Instructions to follow:
Say how many lines contain "третьего", using only the number.

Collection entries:
--------------------

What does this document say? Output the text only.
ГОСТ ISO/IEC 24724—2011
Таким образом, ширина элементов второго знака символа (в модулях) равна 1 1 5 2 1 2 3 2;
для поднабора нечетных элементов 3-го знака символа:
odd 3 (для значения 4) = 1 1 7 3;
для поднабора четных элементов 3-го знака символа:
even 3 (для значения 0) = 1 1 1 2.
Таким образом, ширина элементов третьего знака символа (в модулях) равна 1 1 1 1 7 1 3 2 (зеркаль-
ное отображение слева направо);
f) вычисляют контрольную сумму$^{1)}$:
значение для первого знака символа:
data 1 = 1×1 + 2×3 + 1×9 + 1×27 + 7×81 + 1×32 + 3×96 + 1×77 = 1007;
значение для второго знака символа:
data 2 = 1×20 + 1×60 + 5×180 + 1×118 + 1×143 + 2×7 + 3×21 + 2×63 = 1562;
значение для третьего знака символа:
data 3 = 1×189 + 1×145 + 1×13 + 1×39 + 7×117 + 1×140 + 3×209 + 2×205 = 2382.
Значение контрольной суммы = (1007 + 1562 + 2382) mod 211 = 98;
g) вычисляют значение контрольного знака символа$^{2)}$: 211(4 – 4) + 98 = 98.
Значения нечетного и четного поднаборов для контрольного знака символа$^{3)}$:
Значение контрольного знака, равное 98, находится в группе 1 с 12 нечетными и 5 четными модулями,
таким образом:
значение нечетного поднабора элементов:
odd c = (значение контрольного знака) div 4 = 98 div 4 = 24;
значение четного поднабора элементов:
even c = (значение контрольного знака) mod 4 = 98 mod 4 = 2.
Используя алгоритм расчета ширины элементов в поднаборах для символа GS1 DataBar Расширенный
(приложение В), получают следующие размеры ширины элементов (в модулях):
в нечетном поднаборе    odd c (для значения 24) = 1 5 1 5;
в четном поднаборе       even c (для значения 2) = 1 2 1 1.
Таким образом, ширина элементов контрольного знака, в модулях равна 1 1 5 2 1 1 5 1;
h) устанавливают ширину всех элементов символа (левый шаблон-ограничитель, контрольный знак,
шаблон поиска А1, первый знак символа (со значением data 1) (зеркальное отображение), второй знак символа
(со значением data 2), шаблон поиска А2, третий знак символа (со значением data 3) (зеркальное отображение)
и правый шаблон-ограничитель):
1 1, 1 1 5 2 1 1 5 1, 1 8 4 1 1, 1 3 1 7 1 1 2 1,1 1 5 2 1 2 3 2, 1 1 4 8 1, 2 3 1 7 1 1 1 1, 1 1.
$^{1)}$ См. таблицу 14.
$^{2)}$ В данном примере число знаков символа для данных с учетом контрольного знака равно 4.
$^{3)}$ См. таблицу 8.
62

--------------------

Result of the task:
2